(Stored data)
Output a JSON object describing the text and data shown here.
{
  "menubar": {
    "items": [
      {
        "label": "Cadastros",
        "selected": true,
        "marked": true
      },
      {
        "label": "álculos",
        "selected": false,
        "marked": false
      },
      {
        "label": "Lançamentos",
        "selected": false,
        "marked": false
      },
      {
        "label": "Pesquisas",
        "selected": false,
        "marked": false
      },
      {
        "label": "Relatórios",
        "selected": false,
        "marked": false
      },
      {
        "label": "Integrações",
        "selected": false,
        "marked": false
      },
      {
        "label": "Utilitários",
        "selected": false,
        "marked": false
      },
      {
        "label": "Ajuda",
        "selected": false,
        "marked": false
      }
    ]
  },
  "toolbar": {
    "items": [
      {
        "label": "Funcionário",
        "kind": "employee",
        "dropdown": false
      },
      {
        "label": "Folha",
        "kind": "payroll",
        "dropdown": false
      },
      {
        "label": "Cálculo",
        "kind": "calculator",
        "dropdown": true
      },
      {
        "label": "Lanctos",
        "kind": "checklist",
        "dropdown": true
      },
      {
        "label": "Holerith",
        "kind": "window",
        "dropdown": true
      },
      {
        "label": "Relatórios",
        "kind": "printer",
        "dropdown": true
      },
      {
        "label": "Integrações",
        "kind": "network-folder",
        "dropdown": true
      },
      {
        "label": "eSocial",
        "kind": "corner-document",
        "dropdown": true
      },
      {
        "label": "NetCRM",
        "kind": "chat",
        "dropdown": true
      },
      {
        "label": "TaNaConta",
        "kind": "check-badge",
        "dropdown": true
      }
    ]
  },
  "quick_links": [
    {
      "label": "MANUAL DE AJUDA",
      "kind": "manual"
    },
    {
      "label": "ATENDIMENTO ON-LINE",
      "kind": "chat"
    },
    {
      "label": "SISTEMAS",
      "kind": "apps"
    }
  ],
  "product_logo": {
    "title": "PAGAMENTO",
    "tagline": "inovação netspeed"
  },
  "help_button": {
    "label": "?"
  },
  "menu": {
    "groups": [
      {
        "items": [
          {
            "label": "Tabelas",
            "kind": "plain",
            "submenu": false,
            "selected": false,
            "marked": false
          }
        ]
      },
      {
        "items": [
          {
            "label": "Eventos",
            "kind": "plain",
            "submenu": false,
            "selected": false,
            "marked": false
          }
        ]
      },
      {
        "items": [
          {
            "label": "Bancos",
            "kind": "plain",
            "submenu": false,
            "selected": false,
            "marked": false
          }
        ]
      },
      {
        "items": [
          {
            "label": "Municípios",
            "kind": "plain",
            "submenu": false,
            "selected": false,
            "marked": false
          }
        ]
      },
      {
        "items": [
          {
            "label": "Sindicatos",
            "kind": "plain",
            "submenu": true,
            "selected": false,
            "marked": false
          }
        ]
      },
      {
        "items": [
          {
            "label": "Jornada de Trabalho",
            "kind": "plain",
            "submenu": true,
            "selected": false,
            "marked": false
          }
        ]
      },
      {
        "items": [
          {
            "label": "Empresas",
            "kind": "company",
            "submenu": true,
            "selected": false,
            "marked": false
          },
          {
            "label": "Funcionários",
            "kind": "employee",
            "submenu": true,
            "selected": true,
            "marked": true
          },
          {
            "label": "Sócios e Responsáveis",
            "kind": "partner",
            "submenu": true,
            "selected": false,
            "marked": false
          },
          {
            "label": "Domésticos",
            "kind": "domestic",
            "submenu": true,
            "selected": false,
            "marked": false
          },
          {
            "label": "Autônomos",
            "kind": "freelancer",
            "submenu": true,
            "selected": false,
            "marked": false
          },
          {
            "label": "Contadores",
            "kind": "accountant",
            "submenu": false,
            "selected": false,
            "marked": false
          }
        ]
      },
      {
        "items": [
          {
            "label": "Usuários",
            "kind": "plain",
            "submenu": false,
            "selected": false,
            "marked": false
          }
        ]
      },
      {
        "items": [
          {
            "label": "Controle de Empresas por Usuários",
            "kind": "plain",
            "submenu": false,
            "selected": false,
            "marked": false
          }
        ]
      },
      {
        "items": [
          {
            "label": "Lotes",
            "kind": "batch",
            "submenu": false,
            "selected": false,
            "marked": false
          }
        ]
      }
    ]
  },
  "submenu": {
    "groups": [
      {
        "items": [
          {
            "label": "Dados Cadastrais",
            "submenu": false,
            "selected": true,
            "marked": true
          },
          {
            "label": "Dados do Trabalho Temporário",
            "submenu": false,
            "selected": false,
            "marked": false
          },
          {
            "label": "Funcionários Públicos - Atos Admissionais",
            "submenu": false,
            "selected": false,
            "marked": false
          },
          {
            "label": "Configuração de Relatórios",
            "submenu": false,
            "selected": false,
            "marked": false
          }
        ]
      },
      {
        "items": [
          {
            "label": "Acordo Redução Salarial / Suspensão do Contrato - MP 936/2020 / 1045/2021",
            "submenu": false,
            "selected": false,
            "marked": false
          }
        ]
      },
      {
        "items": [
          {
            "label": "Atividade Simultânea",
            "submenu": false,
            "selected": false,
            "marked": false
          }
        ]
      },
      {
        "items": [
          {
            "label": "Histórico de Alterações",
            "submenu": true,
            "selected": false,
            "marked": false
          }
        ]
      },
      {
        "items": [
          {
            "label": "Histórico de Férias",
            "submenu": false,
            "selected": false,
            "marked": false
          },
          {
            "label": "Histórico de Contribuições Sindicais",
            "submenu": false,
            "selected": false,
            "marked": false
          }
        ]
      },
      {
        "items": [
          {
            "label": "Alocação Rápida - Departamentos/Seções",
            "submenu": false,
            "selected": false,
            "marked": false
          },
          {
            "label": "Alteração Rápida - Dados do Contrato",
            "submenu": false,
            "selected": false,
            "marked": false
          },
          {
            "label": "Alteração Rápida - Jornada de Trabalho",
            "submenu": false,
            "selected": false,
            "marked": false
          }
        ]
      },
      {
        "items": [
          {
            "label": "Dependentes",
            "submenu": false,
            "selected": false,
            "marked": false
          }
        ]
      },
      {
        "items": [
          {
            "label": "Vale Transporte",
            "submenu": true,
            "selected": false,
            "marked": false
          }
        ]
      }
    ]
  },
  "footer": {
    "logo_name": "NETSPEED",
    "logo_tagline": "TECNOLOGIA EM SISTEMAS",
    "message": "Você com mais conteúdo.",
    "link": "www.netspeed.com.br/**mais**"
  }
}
---
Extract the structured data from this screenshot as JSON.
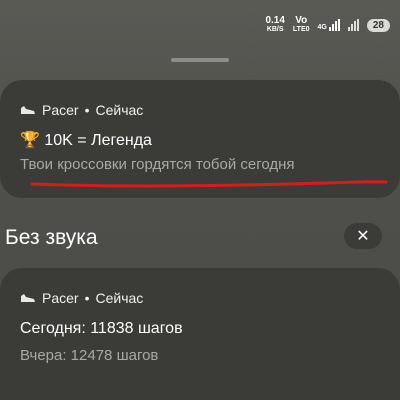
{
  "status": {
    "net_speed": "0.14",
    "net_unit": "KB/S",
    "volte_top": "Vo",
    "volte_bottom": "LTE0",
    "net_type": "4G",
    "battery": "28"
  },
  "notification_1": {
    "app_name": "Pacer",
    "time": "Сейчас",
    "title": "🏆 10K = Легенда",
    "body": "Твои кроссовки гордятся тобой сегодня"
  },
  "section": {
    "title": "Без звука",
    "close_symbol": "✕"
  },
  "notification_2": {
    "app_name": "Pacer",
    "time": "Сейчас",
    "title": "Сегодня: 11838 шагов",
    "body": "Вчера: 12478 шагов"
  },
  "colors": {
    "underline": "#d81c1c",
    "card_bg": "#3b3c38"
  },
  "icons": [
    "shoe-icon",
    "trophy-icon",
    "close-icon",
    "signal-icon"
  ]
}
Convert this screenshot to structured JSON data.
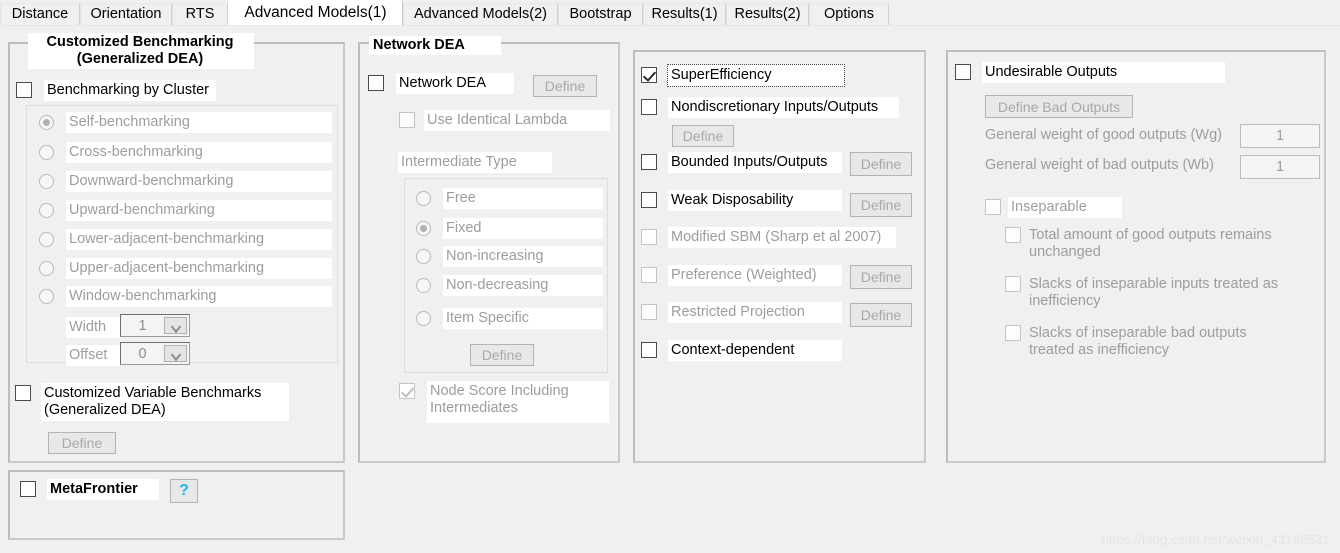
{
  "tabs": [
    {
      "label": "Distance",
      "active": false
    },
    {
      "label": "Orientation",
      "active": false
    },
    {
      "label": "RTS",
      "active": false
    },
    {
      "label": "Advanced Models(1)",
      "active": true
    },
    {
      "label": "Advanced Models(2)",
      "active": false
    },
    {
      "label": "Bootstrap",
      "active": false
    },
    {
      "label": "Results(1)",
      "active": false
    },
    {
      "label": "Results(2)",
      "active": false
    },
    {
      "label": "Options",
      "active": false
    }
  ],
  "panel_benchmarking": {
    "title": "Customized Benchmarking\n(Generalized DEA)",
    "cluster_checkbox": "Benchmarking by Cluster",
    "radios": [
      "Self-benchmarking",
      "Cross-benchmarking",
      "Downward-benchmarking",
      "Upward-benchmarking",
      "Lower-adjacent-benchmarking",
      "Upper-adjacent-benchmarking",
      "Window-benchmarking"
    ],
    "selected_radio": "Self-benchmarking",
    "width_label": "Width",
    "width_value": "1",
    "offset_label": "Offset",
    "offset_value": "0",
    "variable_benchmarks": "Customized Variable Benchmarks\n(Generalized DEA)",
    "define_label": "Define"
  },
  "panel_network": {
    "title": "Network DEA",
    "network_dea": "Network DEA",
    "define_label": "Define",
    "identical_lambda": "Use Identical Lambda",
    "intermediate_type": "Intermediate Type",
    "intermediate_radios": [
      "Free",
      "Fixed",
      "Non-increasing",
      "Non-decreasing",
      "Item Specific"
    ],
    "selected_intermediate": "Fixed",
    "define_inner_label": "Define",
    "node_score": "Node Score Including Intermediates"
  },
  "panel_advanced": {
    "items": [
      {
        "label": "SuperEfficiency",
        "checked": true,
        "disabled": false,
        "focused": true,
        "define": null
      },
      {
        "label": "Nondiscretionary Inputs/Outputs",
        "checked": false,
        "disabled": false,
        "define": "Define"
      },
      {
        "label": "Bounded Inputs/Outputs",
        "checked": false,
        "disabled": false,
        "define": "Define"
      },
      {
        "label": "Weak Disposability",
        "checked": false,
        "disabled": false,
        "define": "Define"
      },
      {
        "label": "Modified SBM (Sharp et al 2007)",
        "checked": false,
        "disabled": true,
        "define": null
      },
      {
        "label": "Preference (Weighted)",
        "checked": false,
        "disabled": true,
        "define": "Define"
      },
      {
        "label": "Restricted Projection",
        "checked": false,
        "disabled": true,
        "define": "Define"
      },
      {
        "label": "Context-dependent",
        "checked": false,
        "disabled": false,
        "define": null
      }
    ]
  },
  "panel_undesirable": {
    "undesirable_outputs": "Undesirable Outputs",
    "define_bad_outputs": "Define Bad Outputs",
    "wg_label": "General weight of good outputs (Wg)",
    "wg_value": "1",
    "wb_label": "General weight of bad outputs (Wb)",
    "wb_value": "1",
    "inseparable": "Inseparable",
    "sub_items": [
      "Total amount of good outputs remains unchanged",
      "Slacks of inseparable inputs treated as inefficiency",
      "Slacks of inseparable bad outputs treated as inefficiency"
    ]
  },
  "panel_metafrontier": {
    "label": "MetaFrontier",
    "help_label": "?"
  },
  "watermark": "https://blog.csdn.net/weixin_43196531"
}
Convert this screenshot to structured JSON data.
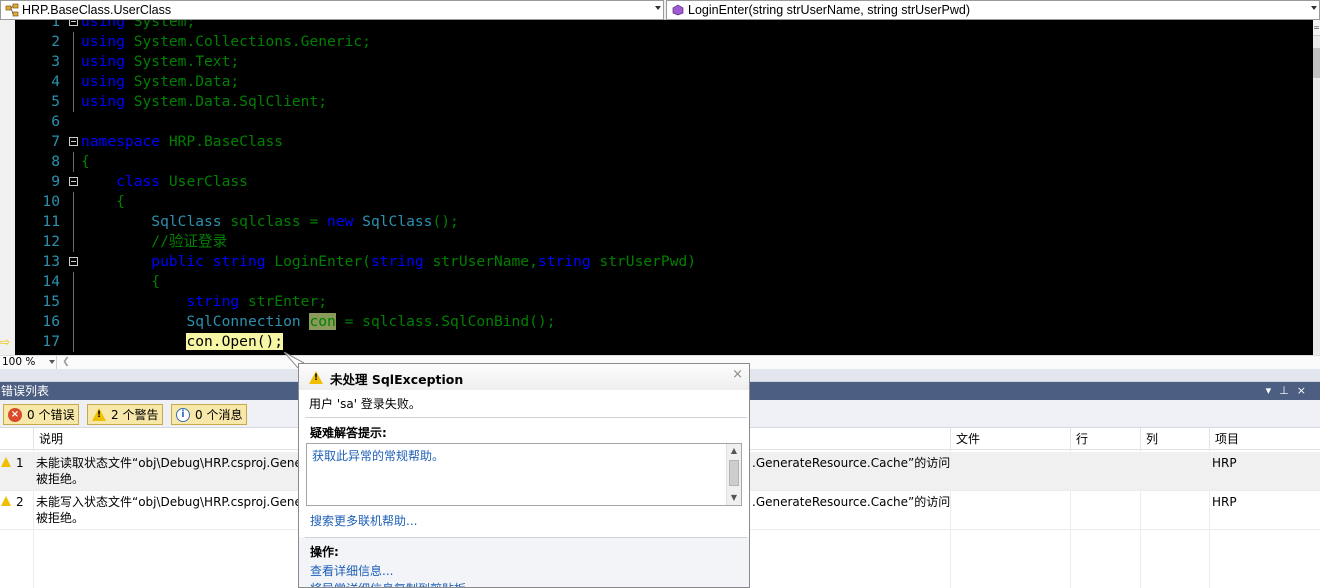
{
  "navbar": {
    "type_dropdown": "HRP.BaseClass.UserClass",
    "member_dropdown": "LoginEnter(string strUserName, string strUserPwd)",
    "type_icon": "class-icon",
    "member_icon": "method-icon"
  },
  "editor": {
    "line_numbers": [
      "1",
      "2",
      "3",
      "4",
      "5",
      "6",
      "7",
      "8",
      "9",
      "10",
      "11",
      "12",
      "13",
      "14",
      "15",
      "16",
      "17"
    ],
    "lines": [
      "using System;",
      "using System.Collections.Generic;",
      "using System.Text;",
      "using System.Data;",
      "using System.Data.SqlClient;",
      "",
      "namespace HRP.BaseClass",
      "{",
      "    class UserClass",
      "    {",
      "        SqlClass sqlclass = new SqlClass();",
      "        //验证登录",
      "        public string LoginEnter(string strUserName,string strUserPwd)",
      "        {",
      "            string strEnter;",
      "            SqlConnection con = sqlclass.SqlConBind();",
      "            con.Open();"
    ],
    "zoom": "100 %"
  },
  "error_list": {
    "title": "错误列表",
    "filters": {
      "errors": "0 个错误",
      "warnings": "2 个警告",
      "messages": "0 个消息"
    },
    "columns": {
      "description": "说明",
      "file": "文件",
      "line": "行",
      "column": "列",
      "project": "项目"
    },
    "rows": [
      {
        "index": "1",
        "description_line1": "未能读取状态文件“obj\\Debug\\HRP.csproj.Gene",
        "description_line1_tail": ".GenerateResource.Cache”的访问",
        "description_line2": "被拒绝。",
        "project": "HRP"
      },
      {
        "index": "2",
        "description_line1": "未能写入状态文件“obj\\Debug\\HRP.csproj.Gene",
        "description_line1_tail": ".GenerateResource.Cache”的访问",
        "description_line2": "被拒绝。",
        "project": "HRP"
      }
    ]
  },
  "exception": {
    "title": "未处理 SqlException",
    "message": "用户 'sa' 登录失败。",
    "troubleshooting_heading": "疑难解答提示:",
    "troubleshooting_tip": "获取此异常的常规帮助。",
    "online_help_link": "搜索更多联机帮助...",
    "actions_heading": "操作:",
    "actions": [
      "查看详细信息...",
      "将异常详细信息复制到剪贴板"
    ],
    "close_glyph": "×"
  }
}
---
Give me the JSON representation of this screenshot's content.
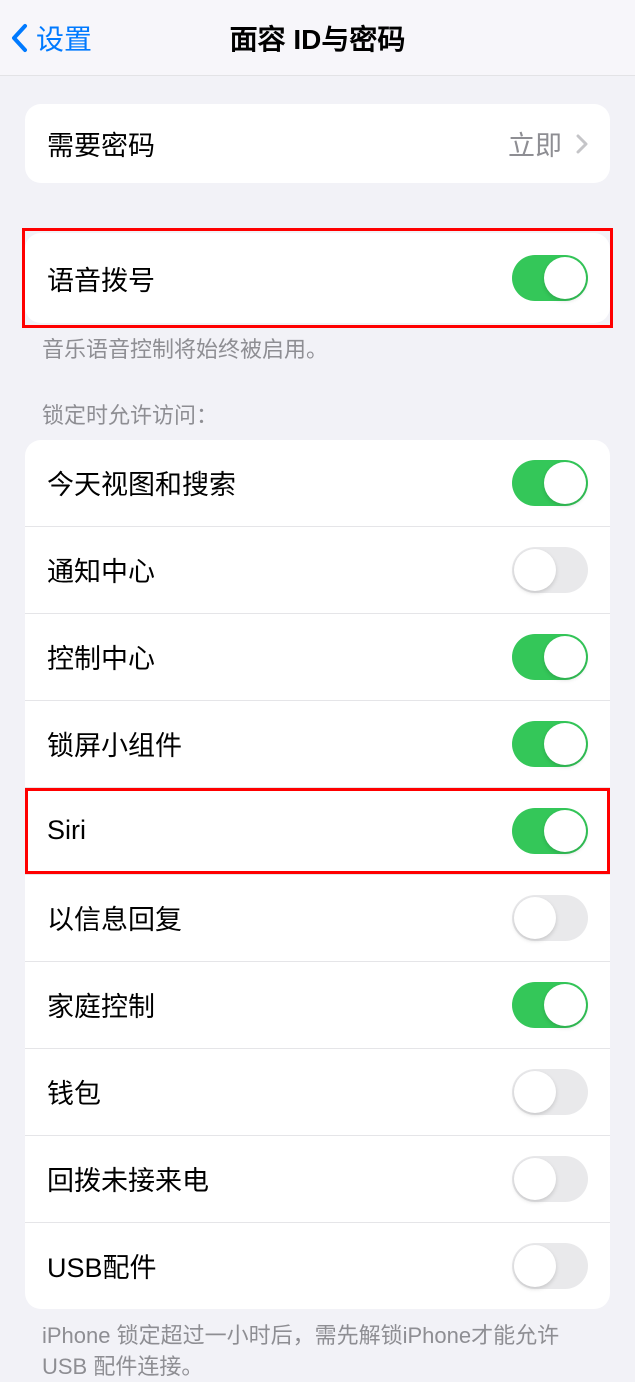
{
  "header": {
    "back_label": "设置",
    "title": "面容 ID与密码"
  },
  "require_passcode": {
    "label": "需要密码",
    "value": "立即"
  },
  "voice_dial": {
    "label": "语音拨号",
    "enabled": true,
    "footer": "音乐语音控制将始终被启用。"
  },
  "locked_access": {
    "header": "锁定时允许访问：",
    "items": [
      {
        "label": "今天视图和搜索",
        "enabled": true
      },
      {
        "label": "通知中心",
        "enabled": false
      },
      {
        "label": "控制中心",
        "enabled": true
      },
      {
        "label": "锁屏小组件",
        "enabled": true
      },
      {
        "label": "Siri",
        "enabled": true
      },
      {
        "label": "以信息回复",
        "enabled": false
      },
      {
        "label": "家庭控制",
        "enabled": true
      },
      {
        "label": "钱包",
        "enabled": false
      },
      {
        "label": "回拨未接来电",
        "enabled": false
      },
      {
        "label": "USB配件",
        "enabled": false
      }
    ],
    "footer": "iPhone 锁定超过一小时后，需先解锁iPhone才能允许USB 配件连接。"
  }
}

§ PROBLEM DESCRIPTION: Locate all lines in the listing above with the word "Models". Copy them.

§ EXPECTED ANSWER:
      "label": "Advanced Models(1)",
      "label": "Advanced Models(2)",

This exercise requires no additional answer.